◆ Exercise objective
Output every entry exactly as written, but omit the pictures.

◆ Material for the task
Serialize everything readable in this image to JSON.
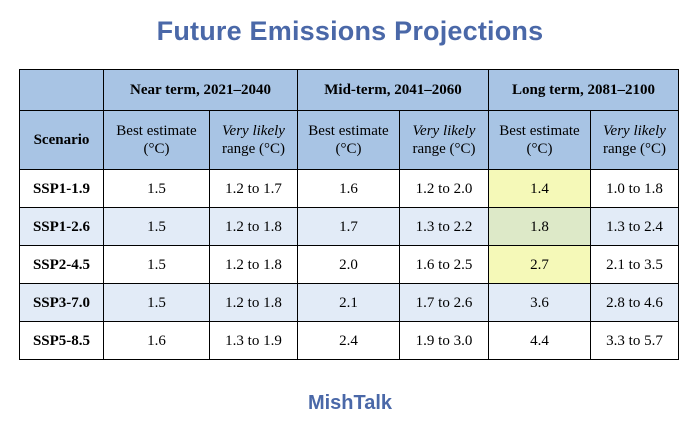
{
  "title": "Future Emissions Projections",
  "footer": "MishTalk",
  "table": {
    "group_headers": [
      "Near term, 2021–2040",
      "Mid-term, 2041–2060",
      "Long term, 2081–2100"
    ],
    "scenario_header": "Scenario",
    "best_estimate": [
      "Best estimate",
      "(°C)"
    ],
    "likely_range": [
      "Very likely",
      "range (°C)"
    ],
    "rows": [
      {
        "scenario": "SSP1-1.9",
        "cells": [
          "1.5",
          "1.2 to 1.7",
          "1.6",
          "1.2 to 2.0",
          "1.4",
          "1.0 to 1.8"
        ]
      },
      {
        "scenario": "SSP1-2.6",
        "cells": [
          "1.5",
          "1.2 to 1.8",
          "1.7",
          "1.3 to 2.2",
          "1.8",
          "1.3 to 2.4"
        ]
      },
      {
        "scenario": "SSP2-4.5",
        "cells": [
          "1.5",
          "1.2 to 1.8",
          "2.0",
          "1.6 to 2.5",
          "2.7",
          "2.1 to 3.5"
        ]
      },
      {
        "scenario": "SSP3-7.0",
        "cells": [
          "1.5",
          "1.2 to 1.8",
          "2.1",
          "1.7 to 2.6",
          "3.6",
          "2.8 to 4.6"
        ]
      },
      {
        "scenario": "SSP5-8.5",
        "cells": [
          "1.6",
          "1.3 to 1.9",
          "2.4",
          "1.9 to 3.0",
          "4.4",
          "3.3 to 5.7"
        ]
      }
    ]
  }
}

◆ Finished task
Serialize everything readable in this image to JSON.
{
  "title": "Future Emissions Projections",
  "footer": "MishTalk",
  "table": {
    "group_headers": [
      "Near term, 2021–2040",
      "Mid-term, 2041–2060",
      "Long term, 2081–2100"
    ],
    "scenario_header": "Scenario",
    "best_estimate": [
      "Best estimate",
      "(°C)"
    ],
    "likely_range": [
      "Very likely",
      "range (°C)"
    ],
    "rows": [
      {
        "scenario": "SSP1-1.9",
        "cells": [
          "1.5",
          "1.2 to 1.7",
          "1.6",
          "1.2 to 2.0",
          "1.4",
          "1.0 to 1.8"
        ]
      },
      {
        "scenario": "SSP1-2.6",
        "cells": [
          "1.5",
          "1.2 to 1.8",
          "1.7",
          "1.3 to 2.2",
          "1.8",
          "1.3 to 2.4"
        ]
      },
      {
        "scenario": "SSP2-4.5",
        "cells": [
          "1.5",
          "1.2 to 1.8",
          "2.0",
          "1.6 to 2.5",
          "2.7",
          "2.1 to 3.5"
        ]
      },
      {
        "scenario": "SSP3-7.0",
        "cells": [
          "1.5",
          "1.2 to 1.8",
          "2.1",
          "1.7 to 2.6",
          "3.6",
          "2.8 to 4.6"
        ]
      },
      {
        "scenario": "SSP5-8.5",
        "cells": [
          "1.6",
          "1.3 to 1.9",
          "2.4",
          "1.9 to 3.0",
          "4.4",
          "3.3 to 5.7"
        ]
      }
    ]
  }
}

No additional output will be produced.